• Excerpt provided:
>> Begin
It’s obvious while the market is 'free" (of regulation) it’s a scam, pure and simple. Many people are invested here personally or thru their pension plans, etc, and we’re all at the tender mercies of these guys.
It’s been suggested that the smart money be moved to local banks. I don’t see an alternative.
If a stock is trading at 100, and an ordinary investor puts in an order to buy some at 102, presumably a high-frequency trader could get in, buy at 101, and sell at 102. That means that the person selling the stock gets only 101 instead of 102 for the stock. If the high-frequency traders are making money, it must come from somewhere.
From what the NYT story said, it appears that these traders a getting a tiny slice of the upward movement in a stock’s price because they can successfully anticipate about how big the move will be. In doing so, they are depriving sellers of a small piece of their profits, while the buyers are probably paying what they were already willing to pay. For small investors on both sides of the transactions, it doesn’t seem like a big deal.
What does seem like a big deal to me is the apparent fact that these traders are seeing orders from small investors before the market at large sees them, and are paying a fee for that privilege. Whether it costs small investors significant money or not, that is just wrong.
>> End
• List of tasks:
1. Quote the comment on high-frequency trading word for word, starting at "It’s been suggested" and ending at "a big deal.".
2. In the comment on high-frequency trading's example of a stock trading at 100, how much does the person selling the stock get instead of 102?

• Record excerpts:
>> Begin
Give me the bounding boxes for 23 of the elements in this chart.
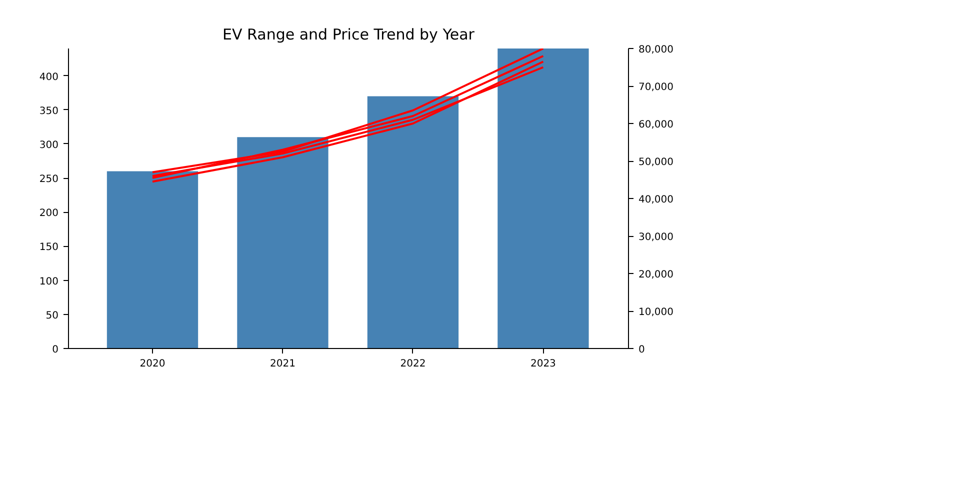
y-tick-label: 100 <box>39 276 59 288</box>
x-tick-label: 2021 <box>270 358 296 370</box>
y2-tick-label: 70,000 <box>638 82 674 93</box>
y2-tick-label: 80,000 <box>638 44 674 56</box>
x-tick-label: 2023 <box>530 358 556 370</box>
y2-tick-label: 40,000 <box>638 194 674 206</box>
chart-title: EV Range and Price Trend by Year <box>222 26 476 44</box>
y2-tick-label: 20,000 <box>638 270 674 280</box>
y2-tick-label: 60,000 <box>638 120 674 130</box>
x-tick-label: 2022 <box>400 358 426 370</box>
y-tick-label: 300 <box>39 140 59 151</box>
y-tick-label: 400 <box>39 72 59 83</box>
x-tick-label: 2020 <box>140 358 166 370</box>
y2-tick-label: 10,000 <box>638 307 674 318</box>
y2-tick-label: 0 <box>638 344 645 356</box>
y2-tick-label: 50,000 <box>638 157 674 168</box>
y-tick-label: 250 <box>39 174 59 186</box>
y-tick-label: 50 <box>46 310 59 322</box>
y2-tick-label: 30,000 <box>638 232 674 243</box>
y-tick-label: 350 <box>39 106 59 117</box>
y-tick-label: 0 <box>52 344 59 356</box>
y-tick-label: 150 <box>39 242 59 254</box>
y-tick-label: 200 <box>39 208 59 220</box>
>> End
>> Begin
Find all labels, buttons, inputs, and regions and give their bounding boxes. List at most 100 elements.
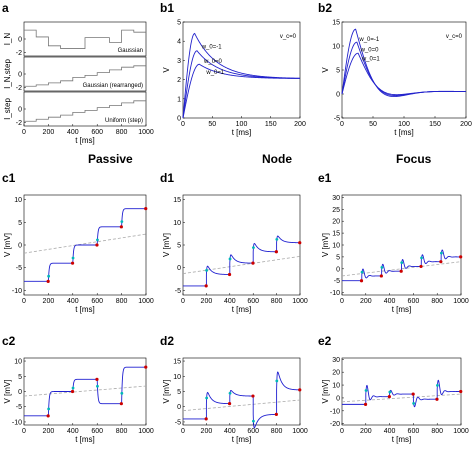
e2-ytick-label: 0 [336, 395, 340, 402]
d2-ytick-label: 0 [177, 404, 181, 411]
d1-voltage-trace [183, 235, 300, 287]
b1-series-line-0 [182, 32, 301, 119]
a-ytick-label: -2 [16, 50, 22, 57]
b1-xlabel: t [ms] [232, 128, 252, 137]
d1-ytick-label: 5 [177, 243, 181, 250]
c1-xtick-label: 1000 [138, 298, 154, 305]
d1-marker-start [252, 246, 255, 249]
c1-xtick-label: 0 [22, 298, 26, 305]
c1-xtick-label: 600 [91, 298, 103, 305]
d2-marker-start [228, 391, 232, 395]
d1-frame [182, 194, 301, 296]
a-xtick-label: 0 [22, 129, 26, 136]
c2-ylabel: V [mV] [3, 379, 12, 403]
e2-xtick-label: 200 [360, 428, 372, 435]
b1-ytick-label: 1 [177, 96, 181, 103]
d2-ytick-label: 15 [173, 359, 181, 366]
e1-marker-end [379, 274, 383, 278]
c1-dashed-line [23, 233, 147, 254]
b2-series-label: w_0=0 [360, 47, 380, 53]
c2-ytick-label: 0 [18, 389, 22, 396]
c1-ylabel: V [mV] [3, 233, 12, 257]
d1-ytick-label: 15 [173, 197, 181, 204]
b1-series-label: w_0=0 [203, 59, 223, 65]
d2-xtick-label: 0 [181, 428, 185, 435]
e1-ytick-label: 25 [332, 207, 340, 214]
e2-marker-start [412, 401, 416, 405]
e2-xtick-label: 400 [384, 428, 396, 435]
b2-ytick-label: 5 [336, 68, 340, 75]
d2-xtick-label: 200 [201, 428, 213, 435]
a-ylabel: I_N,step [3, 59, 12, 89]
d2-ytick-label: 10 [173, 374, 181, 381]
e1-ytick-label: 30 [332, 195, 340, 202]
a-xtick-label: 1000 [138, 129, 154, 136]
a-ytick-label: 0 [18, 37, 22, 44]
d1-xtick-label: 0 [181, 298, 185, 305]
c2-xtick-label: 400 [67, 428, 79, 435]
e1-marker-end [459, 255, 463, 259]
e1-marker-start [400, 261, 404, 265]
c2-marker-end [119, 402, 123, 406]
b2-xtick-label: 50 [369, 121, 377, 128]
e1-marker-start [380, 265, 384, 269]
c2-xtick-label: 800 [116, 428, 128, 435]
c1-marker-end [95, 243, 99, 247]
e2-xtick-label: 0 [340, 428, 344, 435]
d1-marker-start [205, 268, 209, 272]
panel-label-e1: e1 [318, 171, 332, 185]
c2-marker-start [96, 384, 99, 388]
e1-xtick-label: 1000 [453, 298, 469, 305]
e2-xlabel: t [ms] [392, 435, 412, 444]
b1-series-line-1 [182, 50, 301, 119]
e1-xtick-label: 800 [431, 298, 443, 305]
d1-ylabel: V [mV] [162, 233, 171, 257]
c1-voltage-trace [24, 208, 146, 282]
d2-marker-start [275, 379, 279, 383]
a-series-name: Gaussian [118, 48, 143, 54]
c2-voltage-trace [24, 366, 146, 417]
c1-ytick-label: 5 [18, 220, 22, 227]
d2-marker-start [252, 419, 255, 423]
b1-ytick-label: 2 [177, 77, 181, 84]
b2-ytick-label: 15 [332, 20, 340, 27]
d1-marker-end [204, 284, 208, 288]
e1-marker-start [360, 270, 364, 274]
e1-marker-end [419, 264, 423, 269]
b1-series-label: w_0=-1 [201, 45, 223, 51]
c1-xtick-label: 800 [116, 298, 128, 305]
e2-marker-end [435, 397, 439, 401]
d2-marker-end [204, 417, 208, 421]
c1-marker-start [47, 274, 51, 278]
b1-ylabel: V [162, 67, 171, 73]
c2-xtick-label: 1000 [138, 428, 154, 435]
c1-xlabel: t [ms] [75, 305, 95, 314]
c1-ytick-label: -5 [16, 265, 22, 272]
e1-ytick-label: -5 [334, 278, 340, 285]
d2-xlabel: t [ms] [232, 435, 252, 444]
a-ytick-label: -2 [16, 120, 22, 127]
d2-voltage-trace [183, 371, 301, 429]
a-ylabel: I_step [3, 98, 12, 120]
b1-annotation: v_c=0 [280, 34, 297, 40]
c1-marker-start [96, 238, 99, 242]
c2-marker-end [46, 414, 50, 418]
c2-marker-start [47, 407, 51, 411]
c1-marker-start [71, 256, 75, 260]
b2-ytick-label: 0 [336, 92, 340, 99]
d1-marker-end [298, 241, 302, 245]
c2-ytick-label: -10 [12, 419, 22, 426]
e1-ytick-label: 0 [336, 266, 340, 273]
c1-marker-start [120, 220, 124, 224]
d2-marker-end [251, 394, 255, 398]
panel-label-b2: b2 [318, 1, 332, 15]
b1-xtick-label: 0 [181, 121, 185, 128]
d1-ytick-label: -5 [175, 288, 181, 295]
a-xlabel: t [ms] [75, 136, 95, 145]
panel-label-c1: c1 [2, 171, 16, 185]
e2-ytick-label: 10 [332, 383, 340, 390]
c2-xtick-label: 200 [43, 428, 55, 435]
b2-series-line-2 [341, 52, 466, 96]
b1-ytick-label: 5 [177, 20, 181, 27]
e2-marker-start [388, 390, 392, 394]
>> End
• Answers to the tasks:
1.
It’s been suggested that the smart money be moved to local banks. I don’t see an alternative.
If a stock is trading at 100, and an ordinary investor puts in an order to buy some at 102, presumably a high-frequency trader could get in, buy at 101, and sell at 102. That means that the person selling the stock gets only 101 instead of 102 for the stock. If the high-frequency traders are making money, it must come from somewhere.
From what the NYT story said, it appears that these traders a getting a tiny slice of the upward movement in a stock’s price because they can successfully anticipate about how big the move will be. In doing so, they are depriving sellers of a small piece of their profits, while the buyers are probably paying what they were already willing to pay. For small investors on both sides of the transactions, it doesn’t seem like a big deal.

2. 101